Document text —
______________________________
Effect of Food on Opicapone

B

BIAL

Status and phase

Completed
Phase 1

Conditions

Parkinson Disease

Treatments

Drug: Opicapone (OPC)

Study type

Interventional

Funder types

Industry

Identifiers

NCT03116308
BIA-91067-128

Details and patient eligibility

About

The purpose of this study is to investigate the effect of food on the catechol-O-Methyltransferase (COMT) activity after repeated doses of opicapone (OPC, development code BIA 9-1067) in healthy subjects and to characterize the effects of food on the pharmacokinetics (PK) and tolerability of OPC after repeated doses.

Full description

Single-centre, open-label, single-arm study in 28 healthy subjects. Subjects received a single-dose of 50 mg OPC once-daily (QD) in the evening for 12 days. On Day 1 (D1), 50 mg OPC was orally administered in the evening (reference hour for all other administrations) after a minimum of 6 hours fast. From D2 to D8 subjects were in ambulatory and received 50 mg OPC once-daily (evening administration after 2 hours fast). On D9, 50 mg OPC was orally administered in the evening after a minimum of 6 hours fast. On D10, 50 mg OPC was orally administered in the evening, thirty minutes after the start of a moderate meal (with a previous 6 hours fast). On D11 and D12 subjects received the last doses of 50 mg OPC (evening administration after 2 hours fast).

Enrollment

28 patients

Sex

All

Ages

18 to 45 years old

Volunteers

Accepts Healthy Volunteers

Inclusion criteria

  • Able and willing to give written informed consent and to comply with the study restrictions.
  • Male or female subjects aged between 18 and 45 years, inclusive.
  • Body mass index (BMI) between 19 and 30 kg/m2, inclusive.
  • Healthy as determined by pre-study medical history, physical examination, vital signs, complete neurological examination and 12-lead ECG.
  • Negative tests for HBsAg, anti-HCV Ab and HIV-1 and HIV-2 Ab at screening.
  • Clinical laboratory test results clinically acceptable at screening and admission.
  • Negative screen for alcohol and drugs of abuse at screening and admission.
  • Non-smokers or ex-smokers for at least 3 months.

If female:

  • Not of childbearing potential by reason of surgery or, if of childbearing potential, she uses an effective non-hormonal method of contraception (intrauterine device or intrauterine system; condom or occlusive cap [diaphragm or cervical or vault caps] with spermicidal foam or gel or film or cream or suppository; true abstinence; or vasectomized male partner, provided that he is the sole partner of that subject) for all the duration of the study.
  • Negative serum pregnancy test at screening and a negative urine pregnancy test on admission.

Exclusion criteria

  • Clinically relevant history or presence of respiratory, gastrointestinal, renal, hepatic, haematological, lymphatic, neurological, cardiovascular, psychiatric, musculoskeletal, genitourinary, immunological, dermatological, endocrine, connective tissue diseases or disorders.
  • Clinically relevant surgical history.
______________________________
Dataset excerpts —

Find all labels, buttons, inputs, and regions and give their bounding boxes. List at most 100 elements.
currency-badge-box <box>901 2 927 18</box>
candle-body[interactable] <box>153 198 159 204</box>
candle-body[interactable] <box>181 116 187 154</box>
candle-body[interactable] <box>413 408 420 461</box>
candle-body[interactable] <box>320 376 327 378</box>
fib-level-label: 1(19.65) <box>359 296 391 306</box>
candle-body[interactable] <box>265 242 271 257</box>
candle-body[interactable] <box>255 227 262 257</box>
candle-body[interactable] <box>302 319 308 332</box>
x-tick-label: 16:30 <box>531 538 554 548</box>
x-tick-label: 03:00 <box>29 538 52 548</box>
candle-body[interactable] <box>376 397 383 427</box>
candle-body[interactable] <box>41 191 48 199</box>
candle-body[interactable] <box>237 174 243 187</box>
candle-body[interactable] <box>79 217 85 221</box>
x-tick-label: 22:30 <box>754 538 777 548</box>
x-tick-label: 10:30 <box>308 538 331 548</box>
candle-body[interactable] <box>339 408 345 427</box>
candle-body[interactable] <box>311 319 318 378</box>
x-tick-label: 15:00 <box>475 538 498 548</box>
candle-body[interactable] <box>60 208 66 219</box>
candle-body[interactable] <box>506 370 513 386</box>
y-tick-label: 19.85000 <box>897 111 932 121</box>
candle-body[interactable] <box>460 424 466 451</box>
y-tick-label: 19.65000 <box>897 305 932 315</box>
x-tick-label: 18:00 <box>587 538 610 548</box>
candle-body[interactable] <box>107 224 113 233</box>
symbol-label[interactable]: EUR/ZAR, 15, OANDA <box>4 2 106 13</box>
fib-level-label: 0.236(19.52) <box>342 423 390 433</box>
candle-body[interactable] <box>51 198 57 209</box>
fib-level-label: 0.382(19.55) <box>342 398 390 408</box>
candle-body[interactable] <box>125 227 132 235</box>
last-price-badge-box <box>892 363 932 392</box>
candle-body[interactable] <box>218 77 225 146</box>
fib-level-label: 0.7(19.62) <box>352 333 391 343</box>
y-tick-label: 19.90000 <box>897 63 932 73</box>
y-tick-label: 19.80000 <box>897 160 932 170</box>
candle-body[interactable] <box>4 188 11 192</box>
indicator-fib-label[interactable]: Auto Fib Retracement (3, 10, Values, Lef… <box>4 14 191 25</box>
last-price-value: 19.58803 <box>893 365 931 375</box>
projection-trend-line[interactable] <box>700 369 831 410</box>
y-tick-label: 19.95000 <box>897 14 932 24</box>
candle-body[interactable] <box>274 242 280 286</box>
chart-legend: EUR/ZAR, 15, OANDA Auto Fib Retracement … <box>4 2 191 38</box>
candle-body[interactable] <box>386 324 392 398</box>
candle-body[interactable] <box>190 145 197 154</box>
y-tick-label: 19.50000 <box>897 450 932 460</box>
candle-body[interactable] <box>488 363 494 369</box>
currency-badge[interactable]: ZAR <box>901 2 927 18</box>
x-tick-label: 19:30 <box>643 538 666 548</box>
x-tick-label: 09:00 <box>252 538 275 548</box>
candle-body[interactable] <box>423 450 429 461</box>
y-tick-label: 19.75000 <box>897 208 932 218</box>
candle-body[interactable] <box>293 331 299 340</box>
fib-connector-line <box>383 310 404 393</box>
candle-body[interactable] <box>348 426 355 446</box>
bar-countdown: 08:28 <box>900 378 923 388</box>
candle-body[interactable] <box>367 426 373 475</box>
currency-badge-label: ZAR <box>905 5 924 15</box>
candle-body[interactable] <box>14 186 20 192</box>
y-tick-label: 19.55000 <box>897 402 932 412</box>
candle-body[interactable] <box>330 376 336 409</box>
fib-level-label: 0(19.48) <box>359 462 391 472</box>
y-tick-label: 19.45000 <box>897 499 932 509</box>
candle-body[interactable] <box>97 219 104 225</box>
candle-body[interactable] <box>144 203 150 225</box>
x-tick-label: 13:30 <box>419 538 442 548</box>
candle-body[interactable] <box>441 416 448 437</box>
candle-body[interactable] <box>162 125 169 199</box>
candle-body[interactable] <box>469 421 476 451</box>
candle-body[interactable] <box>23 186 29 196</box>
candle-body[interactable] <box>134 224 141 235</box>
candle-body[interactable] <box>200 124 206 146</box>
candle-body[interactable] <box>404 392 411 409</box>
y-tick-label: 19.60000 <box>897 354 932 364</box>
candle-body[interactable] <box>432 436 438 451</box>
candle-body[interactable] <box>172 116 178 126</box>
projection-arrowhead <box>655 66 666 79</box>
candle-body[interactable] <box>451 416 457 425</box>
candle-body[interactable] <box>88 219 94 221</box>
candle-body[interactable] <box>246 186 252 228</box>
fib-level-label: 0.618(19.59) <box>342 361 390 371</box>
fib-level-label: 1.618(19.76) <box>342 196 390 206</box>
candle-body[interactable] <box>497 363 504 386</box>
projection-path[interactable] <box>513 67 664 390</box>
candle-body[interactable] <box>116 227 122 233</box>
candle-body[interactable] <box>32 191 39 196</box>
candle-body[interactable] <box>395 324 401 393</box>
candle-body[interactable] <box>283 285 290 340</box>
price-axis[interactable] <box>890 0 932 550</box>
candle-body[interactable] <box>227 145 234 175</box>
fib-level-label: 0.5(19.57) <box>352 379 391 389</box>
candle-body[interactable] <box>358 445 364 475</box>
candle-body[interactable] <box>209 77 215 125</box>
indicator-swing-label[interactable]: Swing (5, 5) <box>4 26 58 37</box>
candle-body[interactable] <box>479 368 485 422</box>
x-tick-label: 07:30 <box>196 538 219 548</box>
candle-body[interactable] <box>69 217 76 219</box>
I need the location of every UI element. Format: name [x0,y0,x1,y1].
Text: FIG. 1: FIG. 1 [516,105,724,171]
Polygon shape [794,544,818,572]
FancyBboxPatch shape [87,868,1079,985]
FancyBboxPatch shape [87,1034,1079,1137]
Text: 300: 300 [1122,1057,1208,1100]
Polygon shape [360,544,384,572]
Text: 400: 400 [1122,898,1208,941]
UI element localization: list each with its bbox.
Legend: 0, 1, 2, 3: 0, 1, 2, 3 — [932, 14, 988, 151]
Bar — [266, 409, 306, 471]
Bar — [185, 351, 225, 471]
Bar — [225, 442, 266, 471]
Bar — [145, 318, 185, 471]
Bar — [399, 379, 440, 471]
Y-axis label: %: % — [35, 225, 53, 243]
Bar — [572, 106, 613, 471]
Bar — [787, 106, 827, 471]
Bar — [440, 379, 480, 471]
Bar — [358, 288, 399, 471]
______________________________
Task brief — In the opicapone study listing, on which day was the 50 mg dose given thirty minutes after the start of a moderate meal?

Exercise response — Day 10 (D10).